Start Supplied entries

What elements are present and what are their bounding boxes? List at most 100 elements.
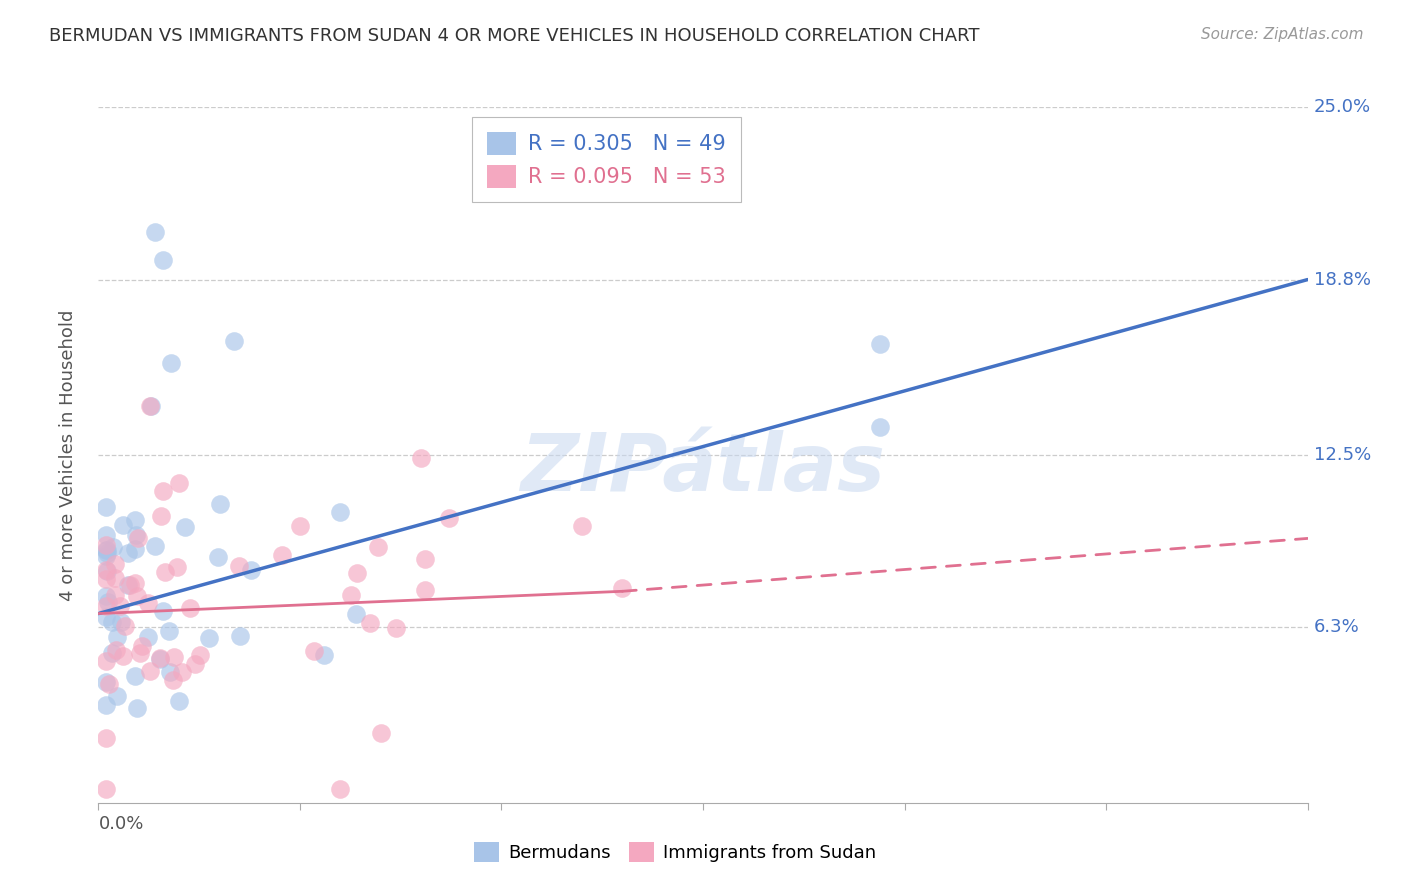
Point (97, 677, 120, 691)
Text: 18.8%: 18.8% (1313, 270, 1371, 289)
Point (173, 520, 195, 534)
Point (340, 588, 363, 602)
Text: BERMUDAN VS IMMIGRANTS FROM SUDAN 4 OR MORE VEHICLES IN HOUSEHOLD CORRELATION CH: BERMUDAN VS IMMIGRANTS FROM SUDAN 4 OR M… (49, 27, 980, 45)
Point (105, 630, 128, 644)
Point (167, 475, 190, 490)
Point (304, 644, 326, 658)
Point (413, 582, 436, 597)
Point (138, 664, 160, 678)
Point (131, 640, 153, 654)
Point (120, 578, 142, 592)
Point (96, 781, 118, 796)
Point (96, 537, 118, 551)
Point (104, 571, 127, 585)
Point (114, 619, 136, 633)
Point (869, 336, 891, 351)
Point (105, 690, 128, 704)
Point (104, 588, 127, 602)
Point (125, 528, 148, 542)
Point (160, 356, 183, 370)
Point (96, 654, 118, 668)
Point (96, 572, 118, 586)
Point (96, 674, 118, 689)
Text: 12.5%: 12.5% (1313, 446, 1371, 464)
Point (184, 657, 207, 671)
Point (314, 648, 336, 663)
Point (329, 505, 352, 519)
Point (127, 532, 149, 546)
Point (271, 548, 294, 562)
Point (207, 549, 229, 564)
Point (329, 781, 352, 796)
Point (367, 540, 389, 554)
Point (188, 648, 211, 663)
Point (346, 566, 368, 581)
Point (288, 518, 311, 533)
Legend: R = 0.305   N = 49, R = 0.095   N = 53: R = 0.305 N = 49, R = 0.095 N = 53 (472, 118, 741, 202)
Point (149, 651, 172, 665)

End Supplied entries

■ Task description
Please reproduce the records above word for word, leaving out any pictures.

■ Reply to the exercise
What elements are present and what are their bounding boxes? List at most 100 elements.
Point (97, 677, 120, 691)
Text: 18.8%: 18.8% (1313, 270, 1371, 289)
Point (173, 520, 195, 534)
Point (340, 588, 363, 602)
Text: BERMUDAN VS IMMIGRANTS FROM SUDAN 4 OR MORE VEHICLES IN HOUSEHOLD CORRELATION CH: BERMUDAN VS IMMIGRANTS FROM SUDAN 4 OR M… (49, 27, 980, 45)
Point (105, 630, 128, 644)
Point (167, 475, 190, 490)
Point (304, 644, 326, 658)
Point (413, 582, 436, 597)
Point (138, 664, 160, 678)
Point (131, 640, 153, 654)
Point (120, 578, 142, 592)
Point (96, 781, 118, 796)
Point (96, 537, 118, 551)
Point (104, 571, 127, 585)
Point (114, 619, 136, 633)
Point (869, 336, 891, 351)
Point (105, 690, 128, 704)
Point (104, 588, 127, 602)
Point (125, 528, 148, 542)
Point (160, 356, 183, 370)
Point (96, 654, 118, 668)
Point (96, 572, 118, 586)
Point (96, 674, 118, 689)
Text: 12.5%: 12.5% (1313, 446, 1371, 464)
Point (184, 657, 207, 671)
Point (314, 648, 336, 663)
Point (329, 505, 352, 519)
Point (127, 532, 149, 546)
Point (271, 548, 294, 562)
Point (207, 549, 229, 564)
Point (329, 781, 352, 796)
Point (367, 540, 389, 554)
Point (188, 648, 211, 663)
Point (346, 566, 368, 581)
Point (288, 518, 311, 533)
Legend: R = 0.305   N = 49, R = 0.095   N = 53: R = 0.305 N = 49, R = 0.095 N = 53 (472, 118, 741, 202)
Point (149, 651, 172, 665)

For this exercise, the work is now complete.